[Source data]

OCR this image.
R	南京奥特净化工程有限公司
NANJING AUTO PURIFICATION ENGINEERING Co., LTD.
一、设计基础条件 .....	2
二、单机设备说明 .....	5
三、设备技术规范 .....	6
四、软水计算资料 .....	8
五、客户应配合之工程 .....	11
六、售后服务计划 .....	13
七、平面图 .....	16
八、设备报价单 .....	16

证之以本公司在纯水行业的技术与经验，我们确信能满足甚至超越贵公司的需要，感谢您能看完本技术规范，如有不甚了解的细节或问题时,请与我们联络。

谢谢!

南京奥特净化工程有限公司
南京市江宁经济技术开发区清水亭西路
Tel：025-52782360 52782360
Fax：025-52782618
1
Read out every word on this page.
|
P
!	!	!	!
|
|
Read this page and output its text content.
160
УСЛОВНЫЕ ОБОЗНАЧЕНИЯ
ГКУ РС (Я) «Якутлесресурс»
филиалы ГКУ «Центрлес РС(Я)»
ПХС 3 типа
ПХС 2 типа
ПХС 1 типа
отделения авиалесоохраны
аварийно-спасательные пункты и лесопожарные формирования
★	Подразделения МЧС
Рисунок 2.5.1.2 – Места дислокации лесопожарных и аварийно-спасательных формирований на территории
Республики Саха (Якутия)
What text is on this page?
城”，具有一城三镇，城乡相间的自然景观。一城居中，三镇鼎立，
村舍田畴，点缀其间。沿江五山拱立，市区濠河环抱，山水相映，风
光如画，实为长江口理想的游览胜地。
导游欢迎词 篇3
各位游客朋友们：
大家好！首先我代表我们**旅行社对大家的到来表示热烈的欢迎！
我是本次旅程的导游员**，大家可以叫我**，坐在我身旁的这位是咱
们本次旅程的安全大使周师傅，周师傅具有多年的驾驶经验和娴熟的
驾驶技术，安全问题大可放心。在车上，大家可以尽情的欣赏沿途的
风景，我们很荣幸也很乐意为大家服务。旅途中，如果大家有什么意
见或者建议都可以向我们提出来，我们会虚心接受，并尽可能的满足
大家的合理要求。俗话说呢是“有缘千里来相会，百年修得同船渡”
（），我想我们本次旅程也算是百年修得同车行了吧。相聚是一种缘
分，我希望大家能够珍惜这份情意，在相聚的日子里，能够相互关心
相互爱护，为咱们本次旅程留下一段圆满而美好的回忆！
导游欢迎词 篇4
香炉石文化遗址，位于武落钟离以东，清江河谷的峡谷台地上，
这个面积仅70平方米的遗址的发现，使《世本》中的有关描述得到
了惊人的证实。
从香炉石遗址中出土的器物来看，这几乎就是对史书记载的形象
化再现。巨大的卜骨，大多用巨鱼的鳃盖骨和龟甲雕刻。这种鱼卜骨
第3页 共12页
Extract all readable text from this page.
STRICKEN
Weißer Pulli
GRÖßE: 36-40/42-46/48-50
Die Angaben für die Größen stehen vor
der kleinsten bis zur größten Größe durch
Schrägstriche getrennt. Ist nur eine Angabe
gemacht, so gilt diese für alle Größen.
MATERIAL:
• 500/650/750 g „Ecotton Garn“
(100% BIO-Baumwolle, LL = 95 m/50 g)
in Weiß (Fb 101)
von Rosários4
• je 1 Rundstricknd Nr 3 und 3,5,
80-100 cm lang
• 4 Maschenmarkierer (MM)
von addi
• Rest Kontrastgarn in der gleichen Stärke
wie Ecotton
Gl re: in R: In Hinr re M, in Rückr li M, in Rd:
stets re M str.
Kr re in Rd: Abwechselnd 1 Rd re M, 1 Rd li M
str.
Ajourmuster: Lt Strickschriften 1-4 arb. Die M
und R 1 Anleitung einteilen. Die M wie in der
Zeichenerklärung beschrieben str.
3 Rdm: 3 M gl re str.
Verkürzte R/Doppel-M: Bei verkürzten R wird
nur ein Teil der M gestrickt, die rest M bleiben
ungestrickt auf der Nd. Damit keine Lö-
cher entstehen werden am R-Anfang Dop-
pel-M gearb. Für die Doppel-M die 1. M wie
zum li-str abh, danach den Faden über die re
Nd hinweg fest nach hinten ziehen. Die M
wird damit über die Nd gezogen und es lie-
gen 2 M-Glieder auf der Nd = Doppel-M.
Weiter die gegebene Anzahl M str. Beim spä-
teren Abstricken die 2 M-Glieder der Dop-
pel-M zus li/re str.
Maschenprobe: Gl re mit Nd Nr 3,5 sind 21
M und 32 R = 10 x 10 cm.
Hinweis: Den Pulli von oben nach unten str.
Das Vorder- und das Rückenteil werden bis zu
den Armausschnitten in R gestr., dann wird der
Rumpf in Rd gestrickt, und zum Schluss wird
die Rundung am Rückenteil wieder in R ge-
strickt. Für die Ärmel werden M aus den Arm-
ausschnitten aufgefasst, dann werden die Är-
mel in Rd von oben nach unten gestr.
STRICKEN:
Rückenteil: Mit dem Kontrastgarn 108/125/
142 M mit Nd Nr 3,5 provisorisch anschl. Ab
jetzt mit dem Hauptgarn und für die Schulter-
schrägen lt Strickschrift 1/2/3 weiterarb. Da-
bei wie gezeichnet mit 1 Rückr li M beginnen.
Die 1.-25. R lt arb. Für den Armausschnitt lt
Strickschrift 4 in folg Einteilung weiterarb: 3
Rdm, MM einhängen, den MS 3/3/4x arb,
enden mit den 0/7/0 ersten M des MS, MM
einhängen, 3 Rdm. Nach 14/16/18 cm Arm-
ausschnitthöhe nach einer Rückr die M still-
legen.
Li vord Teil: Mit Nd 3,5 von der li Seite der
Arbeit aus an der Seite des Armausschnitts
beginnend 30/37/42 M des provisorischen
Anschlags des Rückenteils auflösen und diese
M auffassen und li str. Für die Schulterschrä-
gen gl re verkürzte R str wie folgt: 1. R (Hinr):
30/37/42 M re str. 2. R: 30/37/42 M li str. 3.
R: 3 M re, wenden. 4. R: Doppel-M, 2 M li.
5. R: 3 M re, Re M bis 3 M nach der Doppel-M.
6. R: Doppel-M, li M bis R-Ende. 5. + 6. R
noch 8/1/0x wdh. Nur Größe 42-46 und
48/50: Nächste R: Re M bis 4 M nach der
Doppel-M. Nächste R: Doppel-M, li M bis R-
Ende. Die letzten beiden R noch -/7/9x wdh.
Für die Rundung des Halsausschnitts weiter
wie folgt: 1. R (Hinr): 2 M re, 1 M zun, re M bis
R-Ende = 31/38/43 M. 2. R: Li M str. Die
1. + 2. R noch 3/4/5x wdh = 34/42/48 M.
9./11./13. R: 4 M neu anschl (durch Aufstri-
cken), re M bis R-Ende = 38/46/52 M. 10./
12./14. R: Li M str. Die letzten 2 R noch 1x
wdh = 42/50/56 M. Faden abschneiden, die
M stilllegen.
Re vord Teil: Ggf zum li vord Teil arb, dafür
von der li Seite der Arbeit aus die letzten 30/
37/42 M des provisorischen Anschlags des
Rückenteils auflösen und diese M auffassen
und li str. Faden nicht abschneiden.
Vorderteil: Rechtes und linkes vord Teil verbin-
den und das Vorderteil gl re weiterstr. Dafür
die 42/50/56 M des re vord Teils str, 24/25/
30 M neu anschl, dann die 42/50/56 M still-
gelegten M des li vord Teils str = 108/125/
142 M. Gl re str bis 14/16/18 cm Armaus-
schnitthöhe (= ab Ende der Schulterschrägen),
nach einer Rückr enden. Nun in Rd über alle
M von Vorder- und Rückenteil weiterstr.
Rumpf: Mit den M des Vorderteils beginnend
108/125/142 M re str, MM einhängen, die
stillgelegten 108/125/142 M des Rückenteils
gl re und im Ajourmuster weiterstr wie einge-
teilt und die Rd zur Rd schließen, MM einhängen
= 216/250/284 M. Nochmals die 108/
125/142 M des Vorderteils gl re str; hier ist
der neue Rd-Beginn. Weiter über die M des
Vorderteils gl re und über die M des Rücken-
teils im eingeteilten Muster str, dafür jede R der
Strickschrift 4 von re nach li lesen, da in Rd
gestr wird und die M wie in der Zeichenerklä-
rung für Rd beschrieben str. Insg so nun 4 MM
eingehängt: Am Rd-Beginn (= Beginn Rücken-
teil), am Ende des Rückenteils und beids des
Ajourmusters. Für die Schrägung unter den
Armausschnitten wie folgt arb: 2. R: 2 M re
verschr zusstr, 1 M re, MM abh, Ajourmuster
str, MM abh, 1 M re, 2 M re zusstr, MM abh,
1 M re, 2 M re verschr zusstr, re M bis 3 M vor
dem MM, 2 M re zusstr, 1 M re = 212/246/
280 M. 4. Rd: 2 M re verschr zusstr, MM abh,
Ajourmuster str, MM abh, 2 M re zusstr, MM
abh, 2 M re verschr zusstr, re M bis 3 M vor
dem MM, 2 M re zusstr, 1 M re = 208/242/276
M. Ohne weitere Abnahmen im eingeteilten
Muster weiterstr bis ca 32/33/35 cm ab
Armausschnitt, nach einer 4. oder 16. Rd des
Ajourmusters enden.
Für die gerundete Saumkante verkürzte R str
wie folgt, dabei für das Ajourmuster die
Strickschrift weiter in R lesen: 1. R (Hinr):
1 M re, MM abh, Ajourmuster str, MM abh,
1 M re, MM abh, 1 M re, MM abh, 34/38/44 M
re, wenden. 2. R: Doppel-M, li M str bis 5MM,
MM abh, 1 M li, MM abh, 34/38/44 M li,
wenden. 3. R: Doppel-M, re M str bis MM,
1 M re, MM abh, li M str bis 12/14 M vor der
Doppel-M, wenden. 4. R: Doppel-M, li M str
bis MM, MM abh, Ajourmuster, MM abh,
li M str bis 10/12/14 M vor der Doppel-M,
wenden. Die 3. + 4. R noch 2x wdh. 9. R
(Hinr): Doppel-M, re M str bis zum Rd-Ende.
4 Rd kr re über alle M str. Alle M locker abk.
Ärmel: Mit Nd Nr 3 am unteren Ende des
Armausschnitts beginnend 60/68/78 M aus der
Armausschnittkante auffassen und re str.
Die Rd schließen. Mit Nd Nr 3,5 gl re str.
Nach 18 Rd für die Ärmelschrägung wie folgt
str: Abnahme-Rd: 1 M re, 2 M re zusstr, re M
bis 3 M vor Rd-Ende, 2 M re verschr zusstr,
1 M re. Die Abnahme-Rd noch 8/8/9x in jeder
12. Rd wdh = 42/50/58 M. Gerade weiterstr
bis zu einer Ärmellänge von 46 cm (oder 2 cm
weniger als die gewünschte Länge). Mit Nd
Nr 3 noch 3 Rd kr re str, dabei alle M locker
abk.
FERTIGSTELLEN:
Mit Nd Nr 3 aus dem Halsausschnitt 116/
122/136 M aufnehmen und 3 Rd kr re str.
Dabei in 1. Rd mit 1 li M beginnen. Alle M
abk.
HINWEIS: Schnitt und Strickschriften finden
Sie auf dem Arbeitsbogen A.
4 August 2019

● The request
Gather up the lines containing the word "Strickschriften" from these records and copy them.

● Reply
Ajourmuster: Lt Strickschriften 1-4 arb. Die M
HINWEIS: Schnitt und Strickschriften finden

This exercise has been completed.